Problem: Where does the string "screenshot" appear? Copy every line of the entries below that holds it.

Supplied material:
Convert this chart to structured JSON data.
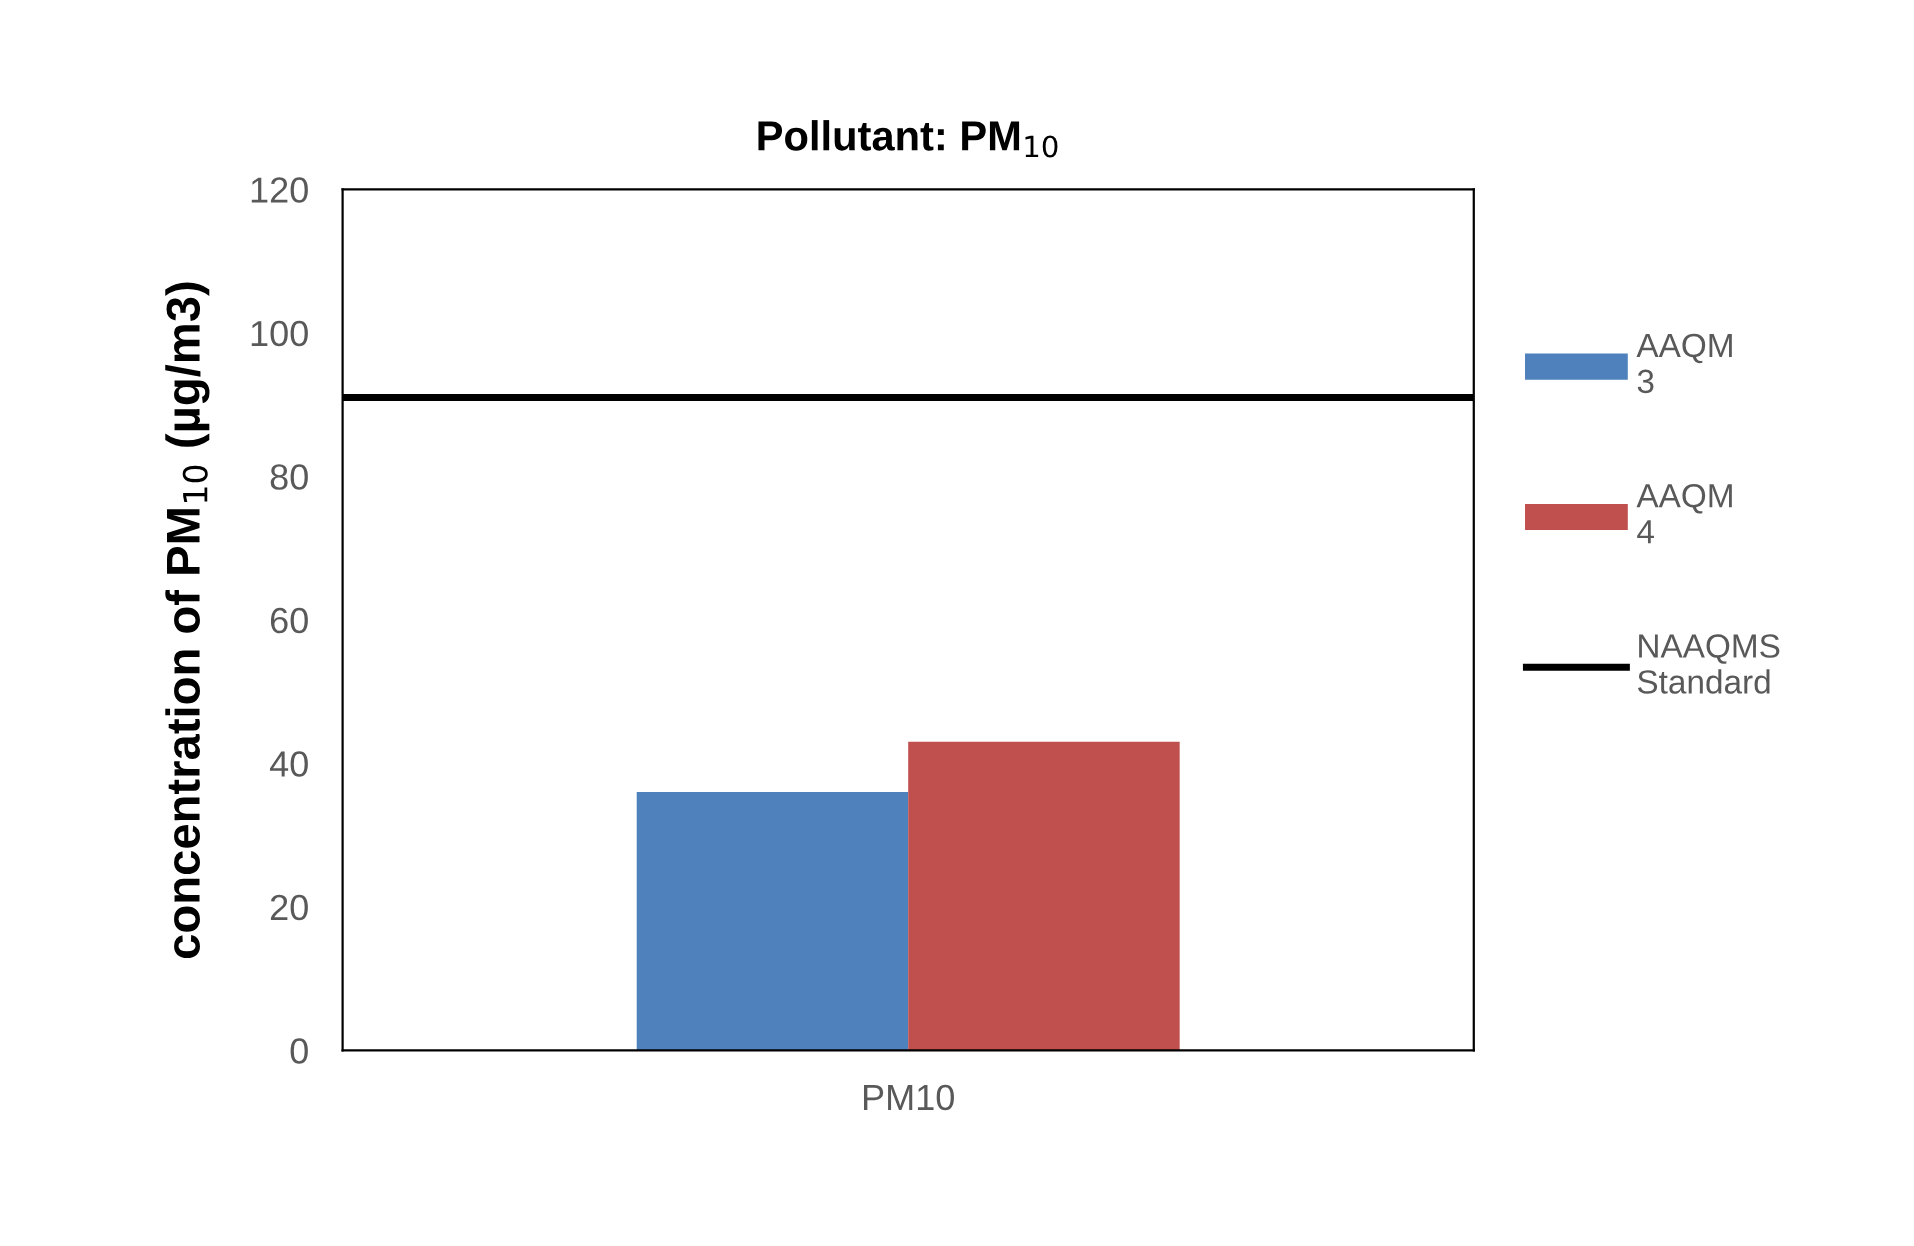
{
  "chart_data": {
    "type": "bar",
    "title": "Pollutant: PM$_{10}$",
    "ylabel": "concentration of PM$_{10}$ (µg/m3)",
    "categories": [
      "PM10"
    ],
    "series": [
      {
        "name": "AAQM 3",
        "color": "#4f81bd",
        "values": [
          36
        ]
      },
      {
        "name": "AAQM 4",
        "color": "#c0504d",
        "values": [
          43
        ]
      }
    ],
    "ref_lines": [
      {
        "axis": "y",
        "value": 91,
        "label": "NAAQMS Standard",
        "color": "#000000"
      }
    ],
    "ylim": [
      0,
      120
    ],
    "yticks": [
      0,
      20,
      40,
      60,
      80,
      100,
      120
    ],
    "legend": "right"
  }
}
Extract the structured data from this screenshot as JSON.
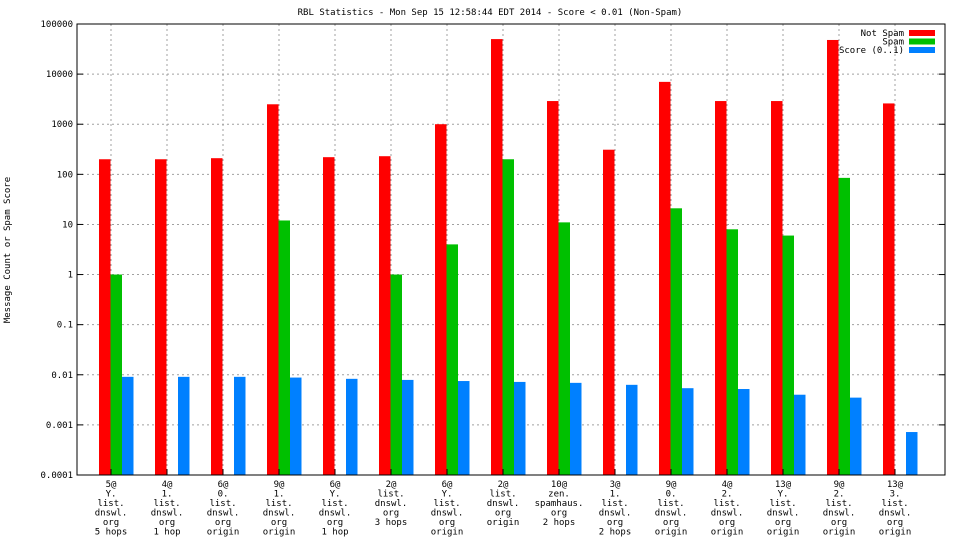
{
  "chart_data": {
    "type": "bar",
    "title": "RBL Statistics - Mon Sep 15 12:58:44 EDT 2014 - Score < 0.01 (Non-Spam)",
    "ylabel": "Message Count or Spam Score",
    "xlabel": "",
    "yscale": "log",
    "ylim": [
      0.0001,
      100000
    ],
    "yticks": [
      "0.0001",
      "0.001",
      "0.01",
      "0.1",
      "1",
      "10",
      "100",
      "1000",
      "10000",
      "100000"
    ],
    "grid": true,
    "legend_position": "top-right",
    "categories": [
      [
        "5@",
        "Y.",
        "list.",
        "dnswl.",
        "org",
        "5 hops"
      ],
      [
        "4@",
        "1.",
        "list.",
        "dnswl.",
        "org",
        "1 hop"
      ],
      [
        "6@",
        "0.",
        "list.",
        "dnswl.",
        "org",
        "origin"
      ],
      [
        "9@",
        "1.",
        "list.",
        "dnswl.",
        "org",
        "origin"
      ],
      [
        "6@",
        "Y.",
        "list.",
        "dnswl.",
        "org",
        "1 hop"
      ],
      [
        "2@",
        "list.",
        "dnswl.",
        "org",
        "3 hops"
      ],
      [
        "6@",
        "Y.",
        "list.",
        "dnswl.",
        "org",
        "origin"
      ],
      [
        "2@",
        "list.",
        "dnswl.",
        "org",
        "origin"
      ],
      [
        "10@",
        "zen.",
        "spamhaus.",
        "org",
        "2 hops"
      ],
      [
        "3@",
        "1.",
        "list.",
        "dnswl.",
        "org",
        "2 hops"
      ],
      [
        "9@",
        "0.",
        "list.",
        "dnswl.",
        "org",
        "origin"
      ],
      [
        "4@",
        "2.",
        "list.",
        "dnswl.",
        "org",
        "origin"
      ],
      [
        "13@",
        "Y.",
        "list.",
        "dnswl.",
        "org",
        "origin"
      ],
      [
        "9@",
        "2.",
        "list.",
        "dnswl.",
        "org",
        "origin"
      ],
      [
        "13@",
        "3.",
        "list.",
        "dnswl.",
        "org",
        "origin"
      ]
    ],
    "series": [
      {
        "name": "Not Spam",
        "color": "#ff0000",
        "values": [
          200,
          200,
          210,
          2500,
          220,
          230,
          1000,
          50000,
          2900,
          310,
          7000,
          2900,
          2900,
          48000,
          2600
        ]
      },
      {
        "name": "Spam",
        "color": "#00c000",
        "values": [
          1,
          0,
          0,
          12,
          0,
          1,
          4,
          200,
          11,
          0,
          21,
          8,
          6,
          85,
          0
        ]
      },
      {
        "name": "Score (0..1)",
        "color": "#0080ff",
        "values": [
          0.0091,
          0.0091,
          0.0091,
          0.0088,
          0.0083,
          0.0079,
          0.0075,
          0.0072,
          0.0069,
          0.0063,
          0.0054,
          0.0052,
          0.004,
          0.0035,
          0.00072
        ]
      }
    ]
  }
}
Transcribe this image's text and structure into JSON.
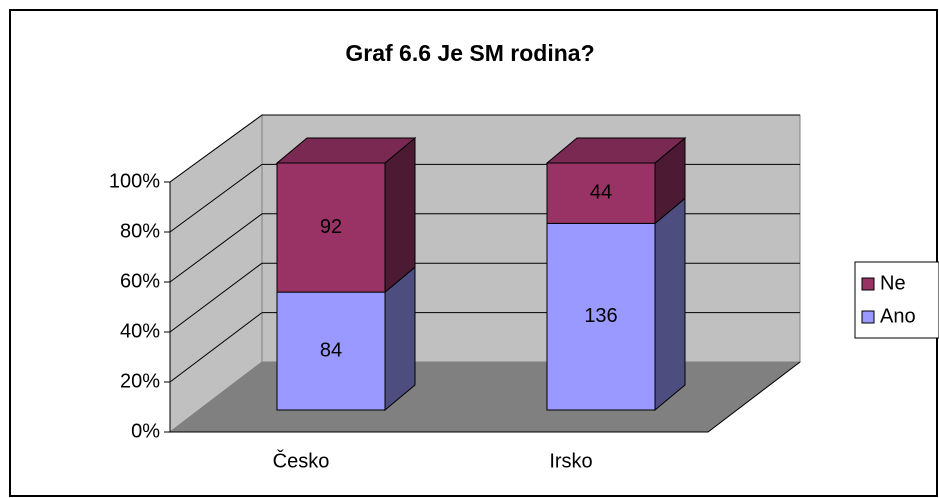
{
  "chart_data": {
    "type": "bar",
    "stacked": "percent",
    "title": "Graf 6.6 Je SM rodina?",
    "categories": [
      "Česko",
      "Irsko"
    ],
    "series": [
      {
        "name": "Ano",
        "color": "#9999ff",
        "values": [
          84,
          136
        ]
      },
      {
        "name": "Ne",
        "color": "#993366",
        "values": [
          92,
          44
        ]
      }
    ],
    "ylim": [
      0,
      100
    ],
    "yticks": [
      {
        "value": 0,
        "label": "0%"
      },
      {
        "value": 20,
        "label": "20%"
      },
      {
        "value": 40,
        "label": "40%"
      },
      {
        "value": 60,
        "label": "60%"
      },
      {
        "value": 80,
        "label": "80%"
      },
      {
        "value": 100,
        "label": "100%"
      }
    ],
    "grid": true,
    "legend": "right"
  }
}
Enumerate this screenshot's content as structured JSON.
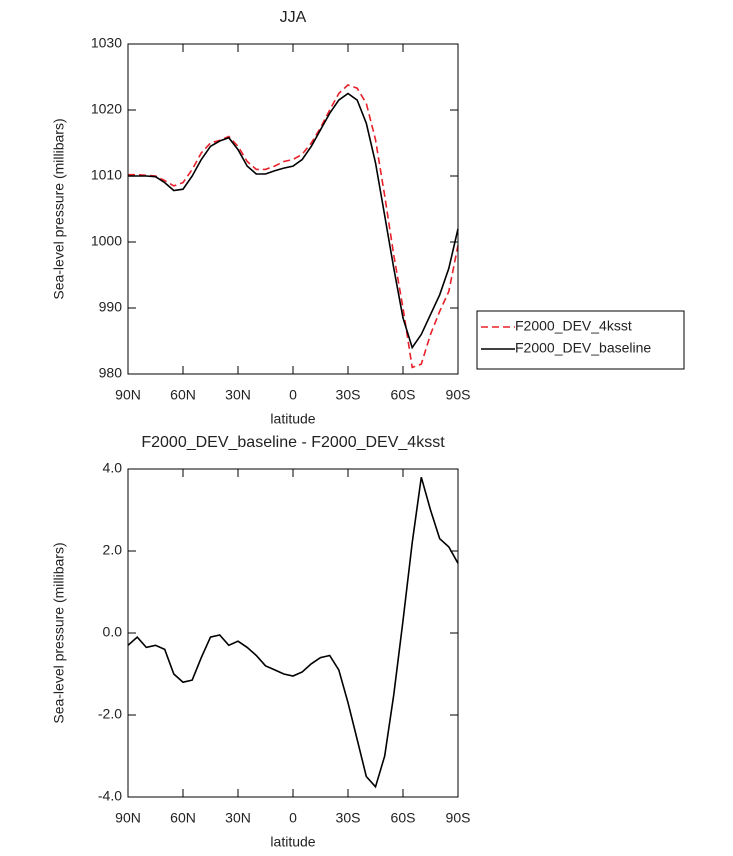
{
  "chart_data": [
    {
      "type": "line",
      "title": "JJA",
      "xlabel": "latitude",
      "ylabel": "Sea-level pressure (millibars)",
      "x": [
        90,
        85,
        80,
        75,
        70,
        65,
        60,
        55,
        50,
        45,
        40,
        35,
        30,
        25,
        20,
        15,
        10,
        5,
        0,
        -5,
        -10,
        -15,
        -20,
        -25,
        -30,
        -35,
        -40,
        -45,
        -50,
        -55,
        -60,
        -65,
        -70,
        -75,
        -80,
        -85,
        -90
      ],
      "series": [
        {
          "name": "F2000_DEV_4ksst",
          "color": "#e8202a",
          "dash": "dashed",
          "values": [
            1010.2,
            1010.2,
            1010.1,
            1010,
            1009.3,
            1008.5,
            1009,
            1011,
            1013.5,
            1015,
            1015.4,
            1016,
            1014.5,
            1012.2,
            1011,
            1011,
            1011.5,
            1012.2,
            1012.5,
            1013.3,
            1015,
            1017.3,
            1020,
            1022.5,
            1023.8,
            1023.3,
            1021,
            1015.5,
            1007,
            998,
            990,
            981,
            981.5,
            986,
            989.5,
            992.5,
            999.5
          ]
        },
        {
          "name": "F2000_DEV_baseline",
          "color": "#000000",
          "dash": "solid",
          "values": [
            1010,
            1010,
            1010,
            1009.9,
            1009,
            1007.8,
            1008,
            1010,
            1012.5,
            1014.5,
            1015.3,
            1015.8,
            1014,
            1011.5,
            1010.3,
            1010.3,
            1010.8,
            1011.2,
            1011.5,
            1012.5,
            1014.5,
            1017,
            1019.5,
            1021.5,
            1022.5,
            1021.5,
            1018,
            1012,
            1004,
            996,
            988.5,
            984,
            986,
            989,
            992,
            996,
            1002
          ]
        }
      ],
      "xlim": [
        90,
        -90
      ],
      "xticks": [
        {
          "value": 90,
          "label": "90N"
        },
        {
          "value": 60,
          "label": "60N"
        },
        {
          "value": 30,
          "label": "30N"
        },
        0,
        {
          "value": -30,
          "label": "30S"
        },
        {
          "value": -60,
          "label": "60S"
        },
        {
          "value": -90,
          "label": "90S"
        }
      ],
      "ylim": [
        980,
        1030
      ],
      "yticks": [
        980,
        990,
        1000,
        1010,
        1020,
        1030
      ],
      "legend": "outside-right"
    },
    {
      "type": "line",
      "title": "F2000_DEV_baseline - F2000_DEV_4ksst",
      "xlabel": "latitude",
      "ylabel": "Sea-level pressure (millibars)",
      "x": [
        90,
        85,
        80,
        75,
        70,
        65,
        60,
        55,
        50,
        45,
        40,
        35,
        30,
        25,
        20,
        15,
        10,
        5,
        0,
        -5,
        -10,
        -15,
        -20,
        -25,
        -30,
        -35,
        -40,
        -45,
        -50,
        -55,
        -60,
        -65,
        -70,
        -75,
        -80,
        -85,
        -90
      ],
      "series": [
        {
          "color": "#000000",
          "dash": "solid",
          "values": [
            -0.3,
            -0.1,
            -0.35,
            -0.3,
            -0.4,
            -1.0,
            -1.2,
            -1.15,
            -0.6,
            -0.1,
            -0.05,
            -0.3,
            -0.2,
            -0.35,
            -0.55,
            -0.8,
            -0.9,
            -1.0,
            -1.05,
            -0.95,
            -0.75,
            -0.6,
            -0.55,
            -0.9,
            -1.7,
            -2.6,
            -3.5,
            -3.75,
            -3.0,
            -1.5,
            0.3,
            2.2,
            3.8,
            3.0,
            2.3,
            2.1,
            1.7
          ]
        }
      ],
      "xlim": [
        90,
        -90
      ],
      "xticks": [
        {
          "value": 90,
          "label": "90N"
        },
        {
          "value": 60,
          "label": "60N"
        },
        {
          "value": 30,
          "label": "30N"
        },
        0,
        {
          "value": -30,
          "label": "30S"
        },
        {
          "value": -60,
          "label": "60S"
        },
        {
          "value": -90,
          "label": "90S"
        }
      ],
      "ylim": [
        -4,
        4
      ],
      "yticks": [
        {
          "value": -4,
          "label": "-4.0"
        },
        {
          "value": -2,
          "label": "-2.0"
        },
        {
          "value": 0,
          "label": "0.0"
        },
        {
          "value": 2,
          "label": "2.0"
        },
        {
          "value": 4,
          "label": "4.0"
        }
      ]
    }
  ]
}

Result of the task:
Extract the structured data from this screenshot as JSON.
Enumerate this screenshot's content as structured JSON.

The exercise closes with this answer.